*Written task*. Consider the data that follows and state how many lines contain the string "growth", using the number alone.

### Given records

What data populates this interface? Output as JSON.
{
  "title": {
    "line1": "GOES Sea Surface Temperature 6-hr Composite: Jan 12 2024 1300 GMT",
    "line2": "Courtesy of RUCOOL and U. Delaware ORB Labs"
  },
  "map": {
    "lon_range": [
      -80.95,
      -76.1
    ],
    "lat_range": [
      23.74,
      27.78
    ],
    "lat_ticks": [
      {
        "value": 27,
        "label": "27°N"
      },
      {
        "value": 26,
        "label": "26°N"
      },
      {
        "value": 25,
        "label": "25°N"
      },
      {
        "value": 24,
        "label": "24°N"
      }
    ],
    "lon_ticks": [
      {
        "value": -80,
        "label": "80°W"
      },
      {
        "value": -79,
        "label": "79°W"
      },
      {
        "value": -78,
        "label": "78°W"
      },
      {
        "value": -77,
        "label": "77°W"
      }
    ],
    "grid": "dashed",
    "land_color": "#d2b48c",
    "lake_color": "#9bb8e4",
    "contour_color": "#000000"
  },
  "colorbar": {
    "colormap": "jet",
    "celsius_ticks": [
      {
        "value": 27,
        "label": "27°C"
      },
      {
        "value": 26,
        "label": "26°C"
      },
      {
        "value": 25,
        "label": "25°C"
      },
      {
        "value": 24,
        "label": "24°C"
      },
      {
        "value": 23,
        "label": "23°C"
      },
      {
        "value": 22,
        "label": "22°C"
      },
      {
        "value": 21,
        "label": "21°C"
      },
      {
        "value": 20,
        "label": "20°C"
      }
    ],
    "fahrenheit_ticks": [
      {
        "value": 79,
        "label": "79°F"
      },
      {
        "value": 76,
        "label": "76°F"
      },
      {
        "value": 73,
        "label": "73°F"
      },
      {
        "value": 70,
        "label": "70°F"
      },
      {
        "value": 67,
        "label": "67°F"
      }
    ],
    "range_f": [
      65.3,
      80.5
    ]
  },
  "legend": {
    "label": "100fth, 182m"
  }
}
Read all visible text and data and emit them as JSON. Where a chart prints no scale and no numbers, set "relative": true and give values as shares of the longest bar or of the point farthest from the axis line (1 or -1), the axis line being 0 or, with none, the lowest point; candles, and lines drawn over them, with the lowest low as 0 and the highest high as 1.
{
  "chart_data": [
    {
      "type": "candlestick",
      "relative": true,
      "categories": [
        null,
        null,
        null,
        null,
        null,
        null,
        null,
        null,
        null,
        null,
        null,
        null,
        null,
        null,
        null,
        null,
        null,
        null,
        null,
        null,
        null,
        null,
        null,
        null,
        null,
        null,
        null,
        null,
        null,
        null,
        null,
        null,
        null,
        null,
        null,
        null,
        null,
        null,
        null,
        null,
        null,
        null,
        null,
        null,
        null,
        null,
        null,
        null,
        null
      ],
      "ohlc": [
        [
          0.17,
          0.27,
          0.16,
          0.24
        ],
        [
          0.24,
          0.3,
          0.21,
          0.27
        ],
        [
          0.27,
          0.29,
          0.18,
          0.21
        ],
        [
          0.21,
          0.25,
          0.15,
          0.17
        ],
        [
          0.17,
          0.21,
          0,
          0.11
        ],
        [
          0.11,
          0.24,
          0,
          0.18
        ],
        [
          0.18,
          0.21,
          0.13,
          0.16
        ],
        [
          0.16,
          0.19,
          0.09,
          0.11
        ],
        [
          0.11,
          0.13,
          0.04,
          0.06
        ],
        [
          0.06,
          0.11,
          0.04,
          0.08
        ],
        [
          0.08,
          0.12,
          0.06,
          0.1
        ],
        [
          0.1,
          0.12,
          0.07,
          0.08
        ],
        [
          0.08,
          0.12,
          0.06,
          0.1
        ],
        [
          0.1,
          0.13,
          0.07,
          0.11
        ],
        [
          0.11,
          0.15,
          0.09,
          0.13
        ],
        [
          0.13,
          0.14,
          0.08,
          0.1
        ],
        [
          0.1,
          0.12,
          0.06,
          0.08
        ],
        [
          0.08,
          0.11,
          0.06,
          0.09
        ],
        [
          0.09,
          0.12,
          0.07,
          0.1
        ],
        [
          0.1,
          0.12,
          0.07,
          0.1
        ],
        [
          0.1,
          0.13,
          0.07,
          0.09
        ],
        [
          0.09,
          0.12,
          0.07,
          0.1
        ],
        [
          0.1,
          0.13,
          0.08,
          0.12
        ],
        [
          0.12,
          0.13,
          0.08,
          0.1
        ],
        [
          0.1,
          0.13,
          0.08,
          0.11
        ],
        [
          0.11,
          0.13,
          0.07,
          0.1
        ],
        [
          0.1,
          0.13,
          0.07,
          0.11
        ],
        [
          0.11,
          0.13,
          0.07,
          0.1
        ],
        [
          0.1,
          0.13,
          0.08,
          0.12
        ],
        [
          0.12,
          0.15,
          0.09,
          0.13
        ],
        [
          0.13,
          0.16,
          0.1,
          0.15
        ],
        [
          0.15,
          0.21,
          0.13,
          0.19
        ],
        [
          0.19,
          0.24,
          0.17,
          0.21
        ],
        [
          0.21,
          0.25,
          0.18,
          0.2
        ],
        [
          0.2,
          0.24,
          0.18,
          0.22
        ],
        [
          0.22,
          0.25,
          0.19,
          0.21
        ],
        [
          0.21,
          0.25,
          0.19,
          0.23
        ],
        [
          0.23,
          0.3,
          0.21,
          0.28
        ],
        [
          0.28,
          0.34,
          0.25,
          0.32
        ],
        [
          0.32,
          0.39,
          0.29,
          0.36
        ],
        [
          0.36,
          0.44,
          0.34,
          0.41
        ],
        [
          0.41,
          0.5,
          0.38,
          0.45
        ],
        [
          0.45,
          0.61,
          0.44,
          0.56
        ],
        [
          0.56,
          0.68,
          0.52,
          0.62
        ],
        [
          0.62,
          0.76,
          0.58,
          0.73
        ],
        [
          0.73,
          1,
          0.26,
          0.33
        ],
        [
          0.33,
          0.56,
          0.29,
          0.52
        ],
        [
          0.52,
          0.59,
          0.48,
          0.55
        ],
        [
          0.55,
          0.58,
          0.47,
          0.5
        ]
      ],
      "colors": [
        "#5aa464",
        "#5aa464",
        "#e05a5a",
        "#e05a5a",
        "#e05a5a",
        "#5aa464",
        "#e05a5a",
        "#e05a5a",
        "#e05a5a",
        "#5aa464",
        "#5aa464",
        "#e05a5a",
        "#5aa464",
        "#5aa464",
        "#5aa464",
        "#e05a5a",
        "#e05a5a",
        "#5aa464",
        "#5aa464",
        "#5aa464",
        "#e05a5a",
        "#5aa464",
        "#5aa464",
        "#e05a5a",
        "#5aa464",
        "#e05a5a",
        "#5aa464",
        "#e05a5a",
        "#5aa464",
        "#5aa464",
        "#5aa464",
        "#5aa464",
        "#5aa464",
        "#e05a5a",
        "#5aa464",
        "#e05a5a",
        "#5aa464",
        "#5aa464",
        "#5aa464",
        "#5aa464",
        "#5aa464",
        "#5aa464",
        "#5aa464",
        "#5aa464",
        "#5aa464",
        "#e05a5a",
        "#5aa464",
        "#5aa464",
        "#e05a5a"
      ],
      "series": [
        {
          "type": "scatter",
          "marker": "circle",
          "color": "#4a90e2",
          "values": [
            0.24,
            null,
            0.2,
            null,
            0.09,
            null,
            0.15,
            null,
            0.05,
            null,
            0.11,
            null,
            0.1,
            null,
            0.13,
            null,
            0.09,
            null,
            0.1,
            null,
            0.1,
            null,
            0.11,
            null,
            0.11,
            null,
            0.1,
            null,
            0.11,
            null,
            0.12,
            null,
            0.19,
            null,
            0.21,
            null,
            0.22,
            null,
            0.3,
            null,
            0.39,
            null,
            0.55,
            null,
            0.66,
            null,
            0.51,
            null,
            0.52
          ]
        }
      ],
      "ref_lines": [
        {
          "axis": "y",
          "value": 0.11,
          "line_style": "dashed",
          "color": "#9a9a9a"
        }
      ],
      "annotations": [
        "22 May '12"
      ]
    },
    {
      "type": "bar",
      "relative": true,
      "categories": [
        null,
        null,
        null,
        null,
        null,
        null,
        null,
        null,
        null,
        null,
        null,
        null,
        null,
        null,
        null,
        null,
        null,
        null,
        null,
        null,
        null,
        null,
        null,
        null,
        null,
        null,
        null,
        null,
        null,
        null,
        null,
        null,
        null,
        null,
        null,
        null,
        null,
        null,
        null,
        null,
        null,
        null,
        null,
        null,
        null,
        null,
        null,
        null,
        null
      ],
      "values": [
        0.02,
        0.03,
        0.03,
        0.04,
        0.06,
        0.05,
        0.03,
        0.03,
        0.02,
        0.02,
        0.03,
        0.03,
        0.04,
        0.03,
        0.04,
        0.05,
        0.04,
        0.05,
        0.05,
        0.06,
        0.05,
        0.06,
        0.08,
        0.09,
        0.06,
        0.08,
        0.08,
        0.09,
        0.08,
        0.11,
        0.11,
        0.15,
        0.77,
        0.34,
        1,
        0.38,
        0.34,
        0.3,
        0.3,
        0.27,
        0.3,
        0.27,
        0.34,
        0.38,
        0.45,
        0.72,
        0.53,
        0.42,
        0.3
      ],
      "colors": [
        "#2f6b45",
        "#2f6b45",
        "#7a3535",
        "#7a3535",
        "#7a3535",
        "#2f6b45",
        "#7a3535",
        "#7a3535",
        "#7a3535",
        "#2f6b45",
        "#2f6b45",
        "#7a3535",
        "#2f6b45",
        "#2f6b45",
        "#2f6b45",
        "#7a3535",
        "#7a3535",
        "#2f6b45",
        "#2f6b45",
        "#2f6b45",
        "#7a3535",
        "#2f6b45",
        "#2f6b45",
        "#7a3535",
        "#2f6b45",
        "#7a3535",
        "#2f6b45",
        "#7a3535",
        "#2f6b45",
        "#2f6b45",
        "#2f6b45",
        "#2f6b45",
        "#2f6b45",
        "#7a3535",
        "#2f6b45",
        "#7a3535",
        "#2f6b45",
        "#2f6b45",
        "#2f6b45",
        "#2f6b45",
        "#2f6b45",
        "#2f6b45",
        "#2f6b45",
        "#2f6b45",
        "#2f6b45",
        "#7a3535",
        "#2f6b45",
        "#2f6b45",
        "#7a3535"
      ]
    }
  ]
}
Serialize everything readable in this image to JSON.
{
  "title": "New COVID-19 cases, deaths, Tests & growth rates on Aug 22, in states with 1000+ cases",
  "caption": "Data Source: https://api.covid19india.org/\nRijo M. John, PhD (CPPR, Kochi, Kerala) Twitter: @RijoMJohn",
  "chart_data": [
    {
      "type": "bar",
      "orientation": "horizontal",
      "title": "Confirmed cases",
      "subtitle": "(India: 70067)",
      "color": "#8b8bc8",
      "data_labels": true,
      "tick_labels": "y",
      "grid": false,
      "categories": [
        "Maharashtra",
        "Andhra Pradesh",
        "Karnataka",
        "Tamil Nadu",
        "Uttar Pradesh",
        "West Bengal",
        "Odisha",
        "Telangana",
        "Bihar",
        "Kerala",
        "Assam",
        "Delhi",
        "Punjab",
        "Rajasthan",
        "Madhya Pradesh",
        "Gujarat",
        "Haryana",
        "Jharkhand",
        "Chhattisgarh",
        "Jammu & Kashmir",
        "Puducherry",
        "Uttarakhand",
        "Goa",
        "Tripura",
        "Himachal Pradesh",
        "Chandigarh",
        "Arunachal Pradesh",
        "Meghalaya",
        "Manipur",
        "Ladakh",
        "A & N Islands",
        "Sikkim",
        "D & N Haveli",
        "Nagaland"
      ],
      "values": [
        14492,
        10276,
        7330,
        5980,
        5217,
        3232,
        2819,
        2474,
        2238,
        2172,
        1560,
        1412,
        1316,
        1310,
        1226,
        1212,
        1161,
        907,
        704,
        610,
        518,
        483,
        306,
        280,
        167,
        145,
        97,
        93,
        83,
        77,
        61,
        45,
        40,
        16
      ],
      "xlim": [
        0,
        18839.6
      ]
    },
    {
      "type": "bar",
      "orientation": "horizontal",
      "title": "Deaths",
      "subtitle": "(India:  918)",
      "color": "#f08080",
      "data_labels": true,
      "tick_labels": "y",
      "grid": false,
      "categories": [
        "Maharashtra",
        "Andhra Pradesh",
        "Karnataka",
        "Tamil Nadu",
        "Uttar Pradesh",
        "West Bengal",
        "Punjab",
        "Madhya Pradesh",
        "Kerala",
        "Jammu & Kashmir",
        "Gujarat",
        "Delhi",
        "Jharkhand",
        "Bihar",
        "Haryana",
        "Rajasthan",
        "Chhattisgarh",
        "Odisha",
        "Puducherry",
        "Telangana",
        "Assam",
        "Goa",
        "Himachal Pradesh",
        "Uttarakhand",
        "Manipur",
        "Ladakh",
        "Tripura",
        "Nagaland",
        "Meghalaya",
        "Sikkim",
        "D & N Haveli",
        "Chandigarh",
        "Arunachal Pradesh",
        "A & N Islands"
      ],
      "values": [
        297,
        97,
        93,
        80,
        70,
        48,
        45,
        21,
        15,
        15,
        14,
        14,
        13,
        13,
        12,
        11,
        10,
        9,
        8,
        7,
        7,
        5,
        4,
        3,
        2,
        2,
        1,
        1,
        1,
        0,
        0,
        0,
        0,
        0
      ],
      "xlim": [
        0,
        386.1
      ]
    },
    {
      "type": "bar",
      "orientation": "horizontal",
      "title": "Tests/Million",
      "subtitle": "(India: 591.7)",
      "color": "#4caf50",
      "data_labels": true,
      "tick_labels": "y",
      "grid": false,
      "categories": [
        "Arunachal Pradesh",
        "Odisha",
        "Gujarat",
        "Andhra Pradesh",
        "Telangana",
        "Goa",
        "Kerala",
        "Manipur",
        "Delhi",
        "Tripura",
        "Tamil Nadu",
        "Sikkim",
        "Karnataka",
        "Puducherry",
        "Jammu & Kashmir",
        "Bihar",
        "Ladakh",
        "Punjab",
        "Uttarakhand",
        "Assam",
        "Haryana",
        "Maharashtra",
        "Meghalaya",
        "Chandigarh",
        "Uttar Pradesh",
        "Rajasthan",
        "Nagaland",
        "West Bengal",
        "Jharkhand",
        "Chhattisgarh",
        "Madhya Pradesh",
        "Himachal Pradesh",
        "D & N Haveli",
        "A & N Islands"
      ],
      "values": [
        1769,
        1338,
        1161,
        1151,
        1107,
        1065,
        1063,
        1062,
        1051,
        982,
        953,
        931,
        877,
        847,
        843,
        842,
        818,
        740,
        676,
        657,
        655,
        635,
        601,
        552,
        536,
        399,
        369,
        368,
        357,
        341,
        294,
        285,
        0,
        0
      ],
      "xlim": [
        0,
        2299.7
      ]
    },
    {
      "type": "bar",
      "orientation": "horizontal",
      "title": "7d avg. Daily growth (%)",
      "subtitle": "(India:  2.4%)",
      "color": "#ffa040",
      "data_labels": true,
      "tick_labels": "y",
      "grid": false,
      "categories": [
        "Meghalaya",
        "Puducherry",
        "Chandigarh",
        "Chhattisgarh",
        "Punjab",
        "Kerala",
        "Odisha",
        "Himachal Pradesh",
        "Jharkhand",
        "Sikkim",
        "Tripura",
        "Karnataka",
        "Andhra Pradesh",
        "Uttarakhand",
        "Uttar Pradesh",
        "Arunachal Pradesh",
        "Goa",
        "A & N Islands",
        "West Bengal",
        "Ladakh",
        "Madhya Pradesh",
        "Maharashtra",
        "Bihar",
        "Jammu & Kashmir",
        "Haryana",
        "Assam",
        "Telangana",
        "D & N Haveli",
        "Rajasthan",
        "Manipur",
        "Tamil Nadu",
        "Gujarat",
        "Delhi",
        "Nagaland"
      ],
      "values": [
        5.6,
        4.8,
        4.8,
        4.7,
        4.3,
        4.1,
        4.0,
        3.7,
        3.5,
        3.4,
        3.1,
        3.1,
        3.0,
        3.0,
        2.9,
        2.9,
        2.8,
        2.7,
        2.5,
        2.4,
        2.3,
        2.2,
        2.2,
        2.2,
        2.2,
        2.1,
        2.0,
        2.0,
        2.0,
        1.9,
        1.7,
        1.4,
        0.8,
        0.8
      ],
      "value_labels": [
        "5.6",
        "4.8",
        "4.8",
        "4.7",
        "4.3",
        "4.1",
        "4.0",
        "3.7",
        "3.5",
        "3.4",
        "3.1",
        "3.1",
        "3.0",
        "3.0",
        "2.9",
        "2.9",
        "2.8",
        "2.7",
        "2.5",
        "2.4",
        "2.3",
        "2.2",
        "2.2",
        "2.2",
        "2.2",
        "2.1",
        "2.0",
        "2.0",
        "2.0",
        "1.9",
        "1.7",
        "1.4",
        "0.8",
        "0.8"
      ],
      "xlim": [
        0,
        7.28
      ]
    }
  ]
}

######

*Task output*. 2